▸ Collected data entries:
--- START ---
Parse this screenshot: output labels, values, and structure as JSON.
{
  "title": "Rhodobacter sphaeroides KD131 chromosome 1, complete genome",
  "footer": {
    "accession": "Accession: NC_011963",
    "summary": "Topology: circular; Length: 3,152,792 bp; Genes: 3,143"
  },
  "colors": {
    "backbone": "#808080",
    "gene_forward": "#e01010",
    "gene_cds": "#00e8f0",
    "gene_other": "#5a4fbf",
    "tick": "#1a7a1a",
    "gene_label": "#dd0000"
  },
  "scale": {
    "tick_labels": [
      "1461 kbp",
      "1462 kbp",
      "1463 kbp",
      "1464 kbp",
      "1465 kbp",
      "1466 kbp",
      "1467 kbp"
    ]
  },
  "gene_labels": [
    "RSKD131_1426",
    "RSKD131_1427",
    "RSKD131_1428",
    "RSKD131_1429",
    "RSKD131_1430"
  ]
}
--- END ---
▸ WORK INSTRUCTIONS: In the lines above, every record is to be repeated exactly.

▸ ANSWER AREA:
Parse this screenshot: output labels, values, and structure as JSON.
{
  "title": "Rhodobacter sphaeroides KD131 chromosome 1, complete genome",
  "footer": {
    "accession": "Accession: NC_011963",
    "summary": "Topology: circular; Length: 3,152,792 bp; Genes: 3,143"
  },
  "colors": {
    "backbone": "#808080",
    "gene_forward": "#e01010",
    "gene_cds": "#00e8f0",
    "gene_other": "#5a4fbf",
    "tick": "#1a7a1a",
    "gene_label": "#dd0000"
  },
  "scale": {
    "tick_labels": [
      "1461 kbp",
      "1462 kbp",
      "1463 kbp",
      "1464 kbp",
      "1465 kbp",
      "1466 kbp",
      "1467 kbp"
    ]
  },
  "gene_labels": [
    "RSKD131_1426",
    "RSKD131_1427",
    "RSKD131_1428",
    "RSKD131_1429",
    "RSKD131_1430"
  ]
}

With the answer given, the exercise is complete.